Within the material below, find each line bearing the word "title" and present it.

Stored items from a collection
— BEGIN —

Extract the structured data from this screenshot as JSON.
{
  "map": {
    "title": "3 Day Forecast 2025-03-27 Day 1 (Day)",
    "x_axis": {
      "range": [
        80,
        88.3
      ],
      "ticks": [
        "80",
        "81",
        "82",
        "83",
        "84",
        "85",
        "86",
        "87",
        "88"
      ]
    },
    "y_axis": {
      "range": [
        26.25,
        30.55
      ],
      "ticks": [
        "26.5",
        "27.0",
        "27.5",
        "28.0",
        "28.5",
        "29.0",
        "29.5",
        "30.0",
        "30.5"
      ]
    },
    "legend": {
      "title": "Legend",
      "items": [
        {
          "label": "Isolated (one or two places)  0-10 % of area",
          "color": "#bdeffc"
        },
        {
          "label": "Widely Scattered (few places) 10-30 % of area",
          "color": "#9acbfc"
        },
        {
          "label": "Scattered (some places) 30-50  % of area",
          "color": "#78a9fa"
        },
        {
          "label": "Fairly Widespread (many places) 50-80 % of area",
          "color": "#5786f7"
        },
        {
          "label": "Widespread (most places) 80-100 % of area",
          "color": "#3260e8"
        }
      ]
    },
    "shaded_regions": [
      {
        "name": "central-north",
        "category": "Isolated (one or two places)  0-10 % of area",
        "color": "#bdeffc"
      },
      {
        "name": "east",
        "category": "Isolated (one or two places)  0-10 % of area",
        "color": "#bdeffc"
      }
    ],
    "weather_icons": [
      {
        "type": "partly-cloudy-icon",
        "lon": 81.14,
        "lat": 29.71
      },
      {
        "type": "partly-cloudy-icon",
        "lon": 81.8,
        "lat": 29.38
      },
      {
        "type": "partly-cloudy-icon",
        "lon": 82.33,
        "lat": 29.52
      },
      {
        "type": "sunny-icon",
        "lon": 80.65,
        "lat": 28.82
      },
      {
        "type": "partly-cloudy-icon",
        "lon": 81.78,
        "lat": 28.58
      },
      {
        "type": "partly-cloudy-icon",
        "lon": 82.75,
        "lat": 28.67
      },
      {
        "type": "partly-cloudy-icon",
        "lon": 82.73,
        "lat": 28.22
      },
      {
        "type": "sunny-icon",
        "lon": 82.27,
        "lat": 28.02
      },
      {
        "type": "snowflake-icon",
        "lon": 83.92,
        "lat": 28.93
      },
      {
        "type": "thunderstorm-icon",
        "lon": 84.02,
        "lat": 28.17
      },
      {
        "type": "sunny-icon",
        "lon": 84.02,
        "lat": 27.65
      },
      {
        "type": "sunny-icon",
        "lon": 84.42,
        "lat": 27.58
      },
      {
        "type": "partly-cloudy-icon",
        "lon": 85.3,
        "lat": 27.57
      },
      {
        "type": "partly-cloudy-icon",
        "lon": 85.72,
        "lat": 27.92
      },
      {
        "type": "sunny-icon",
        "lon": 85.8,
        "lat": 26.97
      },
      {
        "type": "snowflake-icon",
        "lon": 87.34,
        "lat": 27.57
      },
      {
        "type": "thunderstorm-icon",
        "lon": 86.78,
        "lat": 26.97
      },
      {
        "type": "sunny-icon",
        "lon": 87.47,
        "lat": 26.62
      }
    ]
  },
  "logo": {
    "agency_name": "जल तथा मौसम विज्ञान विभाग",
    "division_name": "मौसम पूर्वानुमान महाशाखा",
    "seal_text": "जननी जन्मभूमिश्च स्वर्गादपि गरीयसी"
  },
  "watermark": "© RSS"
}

— END —

Response below>
    "title": "3 Day Forecast 2025-03-27 Day 1 (Day)",
      "title": "Legend",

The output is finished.